* [Task instructions] Would you extract the whole listing below and retype it exactly?
************
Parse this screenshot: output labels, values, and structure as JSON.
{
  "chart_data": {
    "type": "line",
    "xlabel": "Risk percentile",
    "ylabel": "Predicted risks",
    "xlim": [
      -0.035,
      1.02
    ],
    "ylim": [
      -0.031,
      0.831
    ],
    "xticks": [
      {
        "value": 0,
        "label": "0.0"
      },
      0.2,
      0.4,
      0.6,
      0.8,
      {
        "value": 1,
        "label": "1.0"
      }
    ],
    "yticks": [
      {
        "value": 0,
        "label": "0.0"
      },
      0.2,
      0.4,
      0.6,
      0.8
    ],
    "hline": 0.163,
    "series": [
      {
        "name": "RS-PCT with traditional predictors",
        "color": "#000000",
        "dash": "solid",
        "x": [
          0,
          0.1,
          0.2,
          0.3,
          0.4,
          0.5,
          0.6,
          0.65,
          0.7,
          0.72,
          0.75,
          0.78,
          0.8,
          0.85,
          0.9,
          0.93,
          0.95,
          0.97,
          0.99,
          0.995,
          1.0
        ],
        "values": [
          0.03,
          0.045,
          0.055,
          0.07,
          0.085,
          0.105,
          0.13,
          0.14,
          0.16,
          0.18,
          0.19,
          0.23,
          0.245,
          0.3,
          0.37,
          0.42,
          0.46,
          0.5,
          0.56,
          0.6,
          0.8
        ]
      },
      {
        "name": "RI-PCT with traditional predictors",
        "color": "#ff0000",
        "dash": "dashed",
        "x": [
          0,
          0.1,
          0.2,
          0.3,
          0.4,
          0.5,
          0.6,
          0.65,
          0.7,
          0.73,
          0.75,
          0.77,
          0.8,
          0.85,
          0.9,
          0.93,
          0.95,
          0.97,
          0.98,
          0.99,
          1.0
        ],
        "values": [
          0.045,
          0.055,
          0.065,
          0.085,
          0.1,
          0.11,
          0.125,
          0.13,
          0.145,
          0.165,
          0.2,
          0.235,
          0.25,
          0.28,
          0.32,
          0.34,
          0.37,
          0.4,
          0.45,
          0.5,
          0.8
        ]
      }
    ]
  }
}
************
* [Result]
Parse this screenshot: output labels, values, and structure as JSON.
{
  "chart_data": {
    "type": "line",
    "xlabel": "Risk percentile",
    "ylabel": "Predicted risks",
    "xlim": [
      -0.035,
      1.02
    ],
    "ylim": [
      -0.031,
      0.831
    ],
    "xticks": [
      {
        "value": 0,
        "label": "0.0"
      },
      0.2,
      0.4,
      0.6,
      0.8,
      {
        "value": 1,
        "label": "1.0"
      }
    ],
    "yticks": [
      {
        "value": 0,
        "label": "0.0"
      },
      0.2,
      0.4,
      0.6,
      0.8
    ],
    "hline": 0.163,
    "series": [
      {
        "name": "RS-PCT with traditional predictors",
        "color": "#000000",
        "dash": "solid",
        "x": [
          0,
          0.1,
          0.2,
          0.3,
          0.4,
          0.5,
          0.6,
          0.65,
          0.7,
          0.72,
          0.75,
          0.78,
          0.8,
          0.85,
          0.9,
          0.93,
          0.95,
          0.97,
          0.99,
          0.995,
          1.0
        ],
        "values": [
          0.03,
          0.045,
          0.055,
          0.07,
          0.085,
          0.105,
          0.13,
          0.14,
          0.16,
          0.18,
          0.19,
          0.23,
          0.245,
          0.3,
          0.37,
          0.42,
          0.46,
          0.5,
          0.56,
          0.6,
          0.8
        ]
      },
      {
        "name": "RI-PCT with traditional predictors",
        "color": "#ff0000",
        "dash": "dashed",
        "x": [
          0,
          0.1,
          0.2,
          0.3,
          0.4,
          0.5,
          0.6,
          0.65,
          0.7,
          0.73,
          0.75,
          0.77,
          0.8,
          0.85,
          0.9,
          0.93,
          0.95,
          0.97,
          0.98,
          0.99,
          1.0
        ],
        "values": [
          0.045,
          0.055,
          0.065,
          0.085,
          0.1,
          0.11,
          0.125,
          0.13,
          0.145,
          0.165,
          0.2,
          0.235,
          0.25,
          0.28,
          0.32,
          0.34,
          0.37,
          0.4,
          0.45,
          0.5,
          0.8
        ]
      }
    ]
  }
}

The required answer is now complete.